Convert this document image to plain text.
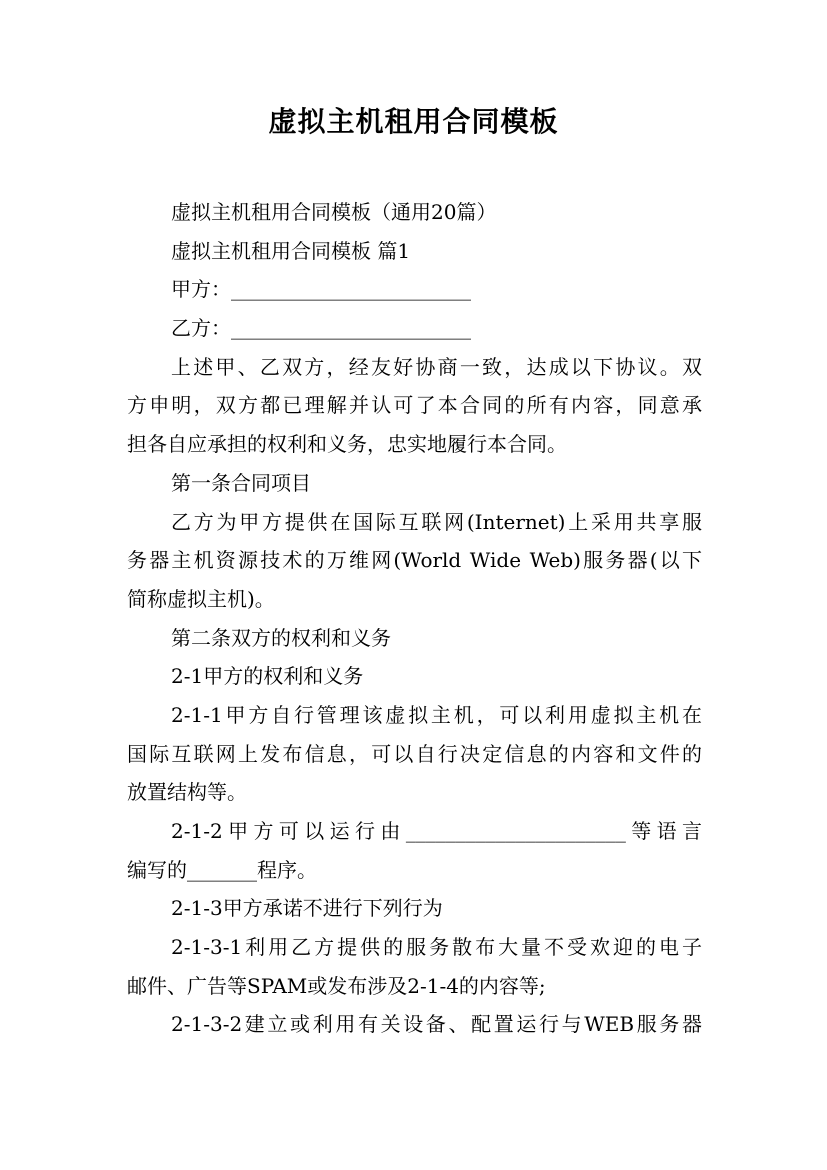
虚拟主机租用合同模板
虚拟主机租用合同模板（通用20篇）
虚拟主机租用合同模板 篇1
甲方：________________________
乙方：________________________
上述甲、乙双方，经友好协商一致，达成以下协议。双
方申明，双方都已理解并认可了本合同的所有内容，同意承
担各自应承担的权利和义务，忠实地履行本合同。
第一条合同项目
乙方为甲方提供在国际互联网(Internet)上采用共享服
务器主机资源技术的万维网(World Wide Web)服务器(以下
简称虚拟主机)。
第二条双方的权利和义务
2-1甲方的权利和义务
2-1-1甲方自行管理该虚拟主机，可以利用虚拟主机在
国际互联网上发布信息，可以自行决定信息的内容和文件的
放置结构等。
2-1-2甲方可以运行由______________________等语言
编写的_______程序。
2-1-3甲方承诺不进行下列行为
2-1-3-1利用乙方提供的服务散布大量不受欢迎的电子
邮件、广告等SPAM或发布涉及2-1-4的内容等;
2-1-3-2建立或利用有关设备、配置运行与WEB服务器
==
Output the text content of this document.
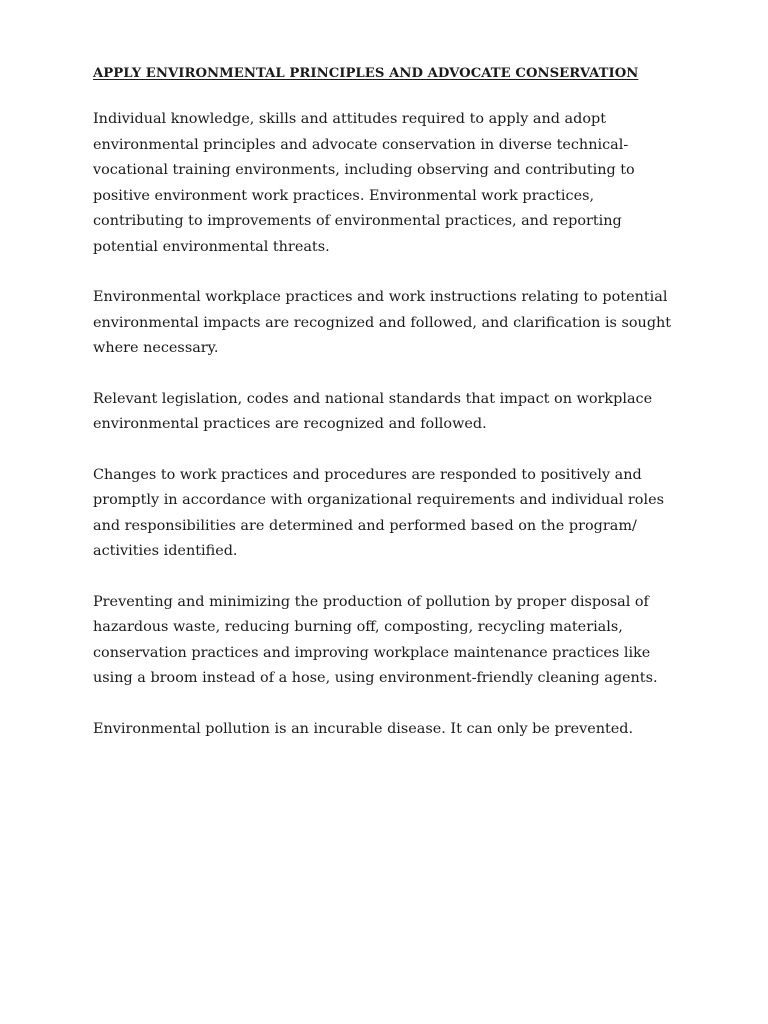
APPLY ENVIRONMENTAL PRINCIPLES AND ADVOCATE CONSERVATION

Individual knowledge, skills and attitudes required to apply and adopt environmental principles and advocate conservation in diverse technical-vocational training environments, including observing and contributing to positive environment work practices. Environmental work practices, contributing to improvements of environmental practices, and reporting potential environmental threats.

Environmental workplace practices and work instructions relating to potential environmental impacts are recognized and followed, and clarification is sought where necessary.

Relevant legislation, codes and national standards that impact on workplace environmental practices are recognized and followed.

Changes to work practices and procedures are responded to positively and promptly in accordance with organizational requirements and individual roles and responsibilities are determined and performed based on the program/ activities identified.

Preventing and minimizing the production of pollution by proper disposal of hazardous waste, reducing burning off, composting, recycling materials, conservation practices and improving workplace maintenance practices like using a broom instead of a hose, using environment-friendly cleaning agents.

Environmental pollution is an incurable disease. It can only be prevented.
==
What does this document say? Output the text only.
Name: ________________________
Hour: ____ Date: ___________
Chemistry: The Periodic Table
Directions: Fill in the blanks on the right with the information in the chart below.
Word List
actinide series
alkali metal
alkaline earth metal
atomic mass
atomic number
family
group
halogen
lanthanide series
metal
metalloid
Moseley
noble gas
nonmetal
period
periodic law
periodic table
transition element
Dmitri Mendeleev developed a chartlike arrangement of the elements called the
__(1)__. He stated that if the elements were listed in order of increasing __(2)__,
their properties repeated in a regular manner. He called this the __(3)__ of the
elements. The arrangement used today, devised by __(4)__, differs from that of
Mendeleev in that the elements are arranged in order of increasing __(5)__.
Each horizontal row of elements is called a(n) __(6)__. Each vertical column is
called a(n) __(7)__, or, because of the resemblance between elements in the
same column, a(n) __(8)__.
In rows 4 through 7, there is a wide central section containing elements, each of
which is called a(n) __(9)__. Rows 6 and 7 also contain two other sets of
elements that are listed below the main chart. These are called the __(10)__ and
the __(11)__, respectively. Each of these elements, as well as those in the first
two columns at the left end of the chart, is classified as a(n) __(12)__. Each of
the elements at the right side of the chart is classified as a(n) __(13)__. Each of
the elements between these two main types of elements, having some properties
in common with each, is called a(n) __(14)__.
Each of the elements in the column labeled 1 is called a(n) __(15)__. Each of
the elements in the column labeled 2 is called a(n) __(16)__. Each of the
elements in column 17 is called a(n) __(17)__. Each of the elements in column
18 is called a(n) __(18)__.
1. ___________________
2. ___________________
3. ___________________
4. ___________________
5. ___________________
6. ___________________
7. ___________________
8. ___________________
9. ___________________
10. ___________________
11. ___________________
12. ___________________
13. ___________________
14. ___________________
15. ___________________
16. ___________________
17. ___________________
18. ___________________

Exercise details:
Gather each line holding the string "document".

Complete answer:
Convert this document image to plain text.
Output the text content of this document.
What does this document say? Output the text only.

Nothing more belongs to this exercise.